▸ **Objective**
Below you will find a set of lines. Repeat them all exactly.
Records supplied start
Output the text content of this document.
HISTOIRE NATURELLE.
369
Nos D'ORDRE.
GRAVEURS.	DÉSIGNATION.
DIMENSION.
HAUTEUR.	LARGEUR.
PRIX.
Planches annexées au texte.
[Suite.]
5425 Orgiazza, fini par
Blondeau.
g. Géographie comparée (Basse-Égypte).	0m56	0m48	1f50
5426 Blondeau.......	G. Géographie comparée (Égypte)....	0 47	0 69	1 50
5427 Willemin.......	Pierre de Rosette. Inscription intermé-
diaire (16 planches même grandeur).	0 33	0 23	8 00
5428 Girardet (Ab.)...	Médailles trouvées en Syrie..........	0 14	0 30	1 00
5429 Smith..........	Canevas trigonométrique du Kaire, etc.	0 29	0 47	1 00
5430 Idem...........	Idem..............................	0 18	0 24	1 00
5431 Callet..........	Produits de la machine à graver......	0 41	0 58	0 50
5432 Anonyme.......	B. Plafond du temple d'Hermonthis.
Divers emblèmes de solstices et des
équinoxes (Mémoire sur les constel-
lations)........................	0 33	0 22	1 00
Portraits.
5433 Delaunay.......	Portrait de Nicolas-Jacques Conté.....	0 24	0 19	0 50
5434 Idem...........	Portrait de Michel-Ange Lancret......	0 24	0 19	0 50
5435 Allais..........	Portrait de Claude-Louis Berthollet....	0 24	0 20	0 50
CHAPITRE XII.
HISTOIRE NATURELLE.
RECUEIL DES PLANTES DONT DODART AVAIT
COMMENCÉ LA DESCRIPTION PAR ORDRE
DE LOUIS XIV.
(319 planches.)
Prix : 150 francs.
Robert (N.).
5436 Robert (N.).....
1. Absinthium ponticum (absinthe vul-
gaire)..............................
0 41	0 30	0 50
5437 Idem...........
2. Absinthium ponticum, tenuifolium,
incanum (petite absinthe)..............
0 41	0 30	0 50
Records supplied end
▸ **Finished exercise**
Output the text content of this document.
HISTOIRE NATURELLE.
369
Nos D'ORDRE.
GRAVEURS.	DÉSIGNATION.
DIMENSION.
HAUTEUR.	LARGEUR.
PRIX.
Planches annexées au texte.
[Suite.]
5425 Orgiazza, fini par
Blondeau.
g. Géographie comparée (Basse-Égypte).	0m56	0m48	1f50
5426 Blondeau.......	G. Géographie comparée (Égypte)....	0 47	0 69	1 50
5427 Willemin.......	Pierre de Rosette. Inscription intermé-
diaire (16 planches même grandeur).	0 33	0 23	8 00
5428 Girardet (Ab.)...	Médailles trouvées en Syrie..........	0 14	0 30	1 00
5429 Smith..........	Canevas trigonométrique du Kaire, etc.	0 29	0 47	1 00
5430 Idem...........	Idem..............................	0 18	0 24	1 00
5431 Callet..........	Produits de la machine à graver......	0 41	0 58	0 50
5432 Anonyme.......	B. Plafond du temple d'Hermonthis.
Divers emblèmes de solstices et des
équinoxes (Mémoire sur les constel-
lations)........................	0 33	0 22	1 00
Portraits.
5433 Delaunay.......	Portrait de Nicolas-Jacques Conté.....	0 24	0 19	0 50
5434 Idem...........	Portrait de Michel-Ange Lancret......	0 24	0 19	0 50
5435 Allais..........	Portrait de Claude-Louis Berthollet....	0 24	0 20	0 50
CHAPITRE XII.
HISTOIRE NATURELLE.
RECUEIL DES PLANTES DONT DODART AVAIT
COMMENCÉ LA DESCRIPTION PAR ORDRE
DE LOUIS XIV.
(319 planches.)
Prix : 150 francs.
Robert (N.).
5436 Robert (N.).....
1. Absinthium ponticum (absinthe vul-
gaire)..............................
0 41	0 30	0 50
5437 Idem...........
2. Absinthium ponticum, tenuifolium,
incanum (petite absinthe)..............
0 41	0 30	0 50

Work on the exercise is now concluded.